BEGIN Data shown

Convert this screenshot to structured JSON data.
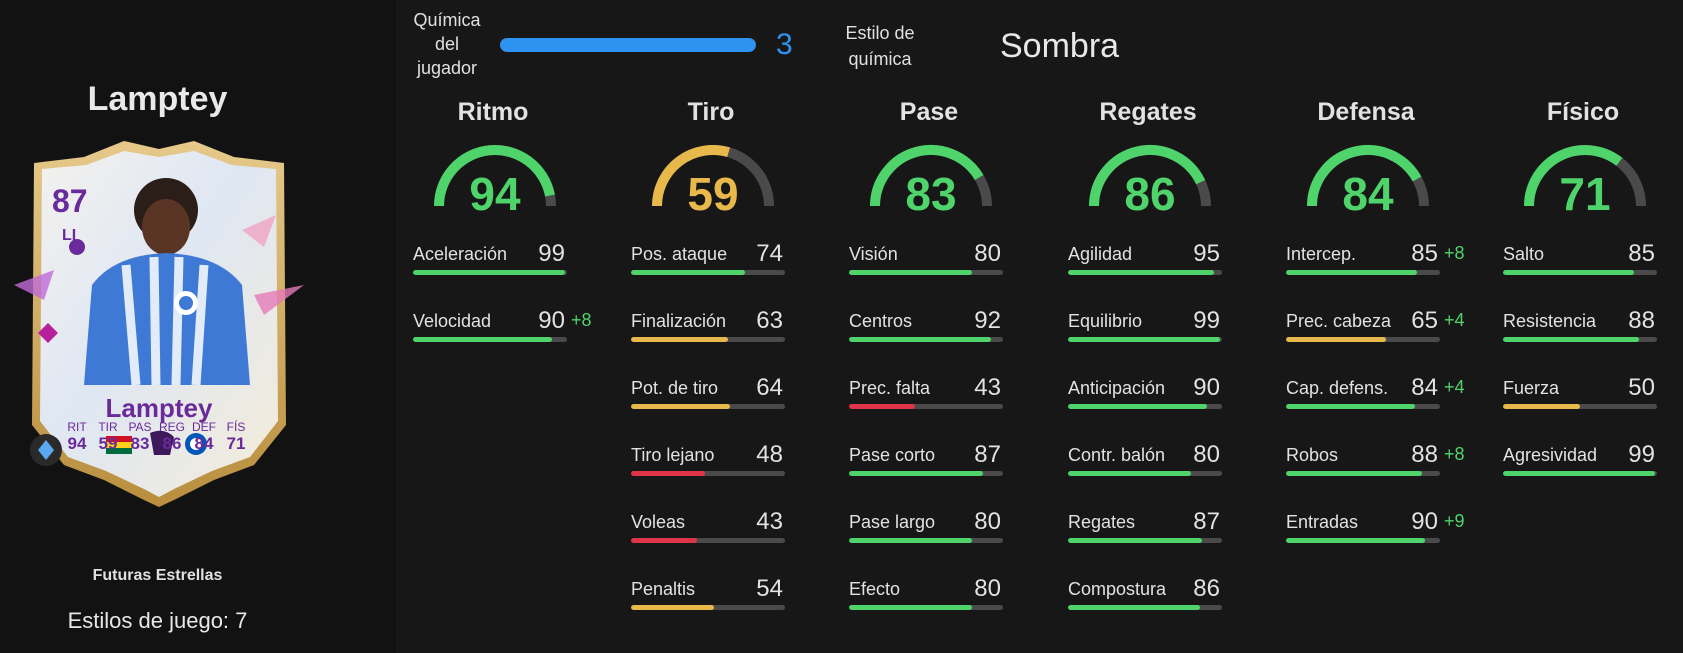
{
  "player": {
    "name": "Lamptey",
    "card_type": "Futuras Estrellas",
    "playstyles": "Estilos de juego: 7",
    "card": {
      "ovr": "87",
      "pos": "LI",
      "name": "Lamptey",
      "stats": [
        {
          "label": "RIT",
          "value": "94"
        },
        {
          "label": "TIR",
          "value": "59"
        },
        {
          "label": "PAS",
          "value": "83"
        },
        {
          "label": "REG",
          "value": "86"
        },
        {
          "label": "DEF",
          "value": "84"
        },
        {
          "label": "FÍS",
          "value": "71"
        }
      ],
      "text_color": "#6a2a9b"
    }
  },
  "chemistry": {
    "label": "Química del jugador",
    "value": "3",
    "max": 3,
    "style_label": "Estilo de química",
    "style_value": "Sombra",
    "color": "#2e93f0"
  },
  "colors": {
    "high": "#4ed46a",
    "mid": "#e8b84a",
    "low": "#e0344a",
    "track": "#4a4a4a"
  },
  "columns": [
    {
      "title": "Ritmo",
      "value": "94",
      "attrs": [
        {
          "name": "Aceleración",
          "value": "99",
          "bonus": ""
        },
        {
          "name": "Velocidad",
          "value": "90",
          "bonus": "+8"
        }
      ]
    },
    {
      "title": "Tiro",
      "value": "59",
      "attrs": [
        {
          "name": "Pos. ataque",
          "value": "74",
          "bonus": ""
        },
        {
          "name": "Finalización",
          "value": "63",
          "bonus": ""
        },
        {
          "name": "Pot. de tiro",
          "value": "64",
          "bonus": ""
        },
        {
          "name": "Tiro lejano",
          "value": "48",
          "bonus": ""
        },
        {
          "name": "Voleas",
          "value": "43",
          "bonus": ""
        },
        {
          "name": "Penaltis",
          "value": "54",
          "bonus": ""
        }
      ]
    },
    {
      "title": "Pase",
      "value": "83",
      "attrs": [
        {
          "name": "Visión",
          "value": "80",
          "bonus": ""
        },
        {
          "name": "Centros",
          "value": "92",
          "bonus": ""
        },
        {
          "name": "Prec. falta",
          "value": "43",
          "bonus": ""
        },
        {
          "name": "Pase corto",
          "value": "87",
          "bonus": ""
        },
        {
          "name": "Pase largo",
          "value": "80",
          "bonus": ""
        },
        {
          "name": "Efecto",
          "value": "80",
          "bonus": ""
        }
      ]
    },
    {
      "title": "Regates",
      "value": "86",
      "attrs": [
        {
          "name": "Agilidad",
          "value": "95",
          "bonus": ""
        },
        {
          "name": "Equilibrio",
          "value": "99",
          "bonus": ""
        },
        {
          "name": "Anticipación",
          "value": "90",
          "bonus": ""
        },
        {
          "name": "Contr. balón",
          "value": "80",
          "bonus": ""
        },
        {
          "name": "Regates",
          "value": "87",
          "bonus": ""
        },
        {
          "name": "Compostura",
          "value": "86",
          "bonus": ""
        }
      ]
    },
    {
      "title": "Defensa",
      "value": "84",
      "attrs": [
        {
          "name": "Intercep.",
          "value": "85",
          "bonus": "+8"
        },
        {
          "name": "Prec. cabeza",
          "value": "65",
          "bonus": "+4"
        },
        {
          "name": "Cap. defens.",
          "value": "84",
          "bonus": "+4"
        },
        {
          "name": "Robos",
          "value": "88",
          "bonus": "+8"
        },
        {
          "name": "Entradas",
          "value": "90",
          "bonus": "+9"
        }
      ]
    },
    {
      "title": "Físico",
      "value": "71",
      "attrs": [
        {
          "name": "Salto",
          "value": "85",
          "bonus": ""
        },
        {
          "name": "Resistencia",
          "value": "88",
          "bonus": ""
        },
        {
          "name": "Fuerza",
          "value": "50",
          "bonus": ""
        },
        {
          "name": "Agresividad",
          "value": "99",
          "bonus": ""
        }
      ]
    }
  ]
}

END Data shown

### Task prompt:
Select every line where the word "Pase" occurs.

### Result below:
      "title": "Pase",
          "name": "Pase corto",
          "name": "Pase largo",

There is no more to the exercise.